Extracted text:
+---+

# New Lathe in the Shop



## xo18thfa (Jan 2, 2008)

Recently got a brand new Grizzly G4000 lathe for the shop. It’s a 9 x 20 import and came with pretty much with all the needed big accessories. Grizzly had a sale this spring with free shipping. Here she is, all set up and ready to go:










It looks like a good machine over all and I think it will do fine for me. I plan to install a quick change tool post and get a 6” diameter 4-jaw chuck to go along with the 8” 4-jaw that came with it. Also need to get a drill bit chuck for the tailstock. For some reason, Grizzly does not include those.

The old Atlas 6” still commands a place of respect in the shop. In fact, the 6” ended up with the new bench. I am thinking the Atlas will stay set-up with the 3-jaw chuck and the Grizzly with the 4-jaw.










A very welcome addition to the shop is a good chest of drawers. Now I can put all the stuff away, at least for a while. 










And, of course the bench is clean. Not often that happens:










I am thinking about getting one of these grinders from Harbor Freight:










I like the heavy adjustable tables. They would work great for grinding lathe tools.


----------



## SteveC (Jan 2, 2008)

Very nice Bob


----------



## KYYADA (Mar 24, 2008)

Hello: 

There are plenty of web sites that have plans for upgrades for that lathe. The first one I made was to change the two bolt compound clamp plate to a four bolt one. I think that is one of the most useful updates....Some make a mount where they can take the compound slide off completely when they don't need it. The compound slide is a source for alot of flexing on these lathes. Strange enough my lathe gave me alot of problems ( runout ) and the culprit was the chuck backplate ( 3 jaw scroll ) was machined poorly. I bought a new one and it works great I machined it right on the spindle. Just some things to check on your new lathe.

+---+

Stored data:
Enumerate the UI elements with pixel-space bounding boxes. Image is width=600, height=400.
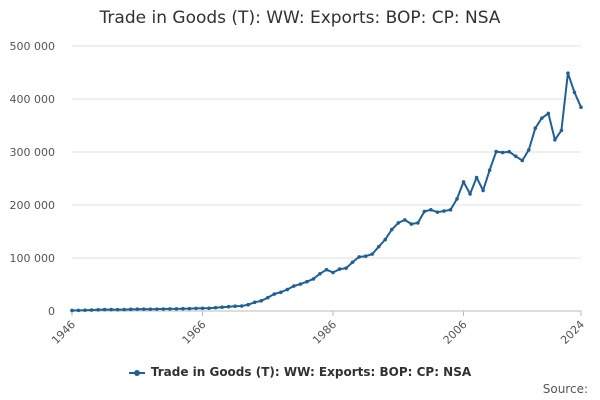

+---+

Set exercise:
Carry on the forum thread about the new Grizzly lathe past its final post, adding the next reply in the same style.

Response to this exercise:
Johnny


----------



## Les (Feb 11, 2008)

Bob,

I bought one of those big grinders last spring for the very reason you mentioned, plus the easier adjustability of the tables for different angles on other tools. I haven't had mine on yet as my health took a sinking spell--along with my hot water tank and associated plumbing to the tune of some $1100. I don't do good in hot weather. I do worse with plumbing.

That looks like a very nice lathe. I hear good things about Grizzly, but I know nothing firsthand. I got one of the HF 7 x10's just before the grinder--it's in the same situation for the same reason.

Les

My short-term memory is not as sharp as it used to be. Also, my short-term memory is not as sharp as it used to be.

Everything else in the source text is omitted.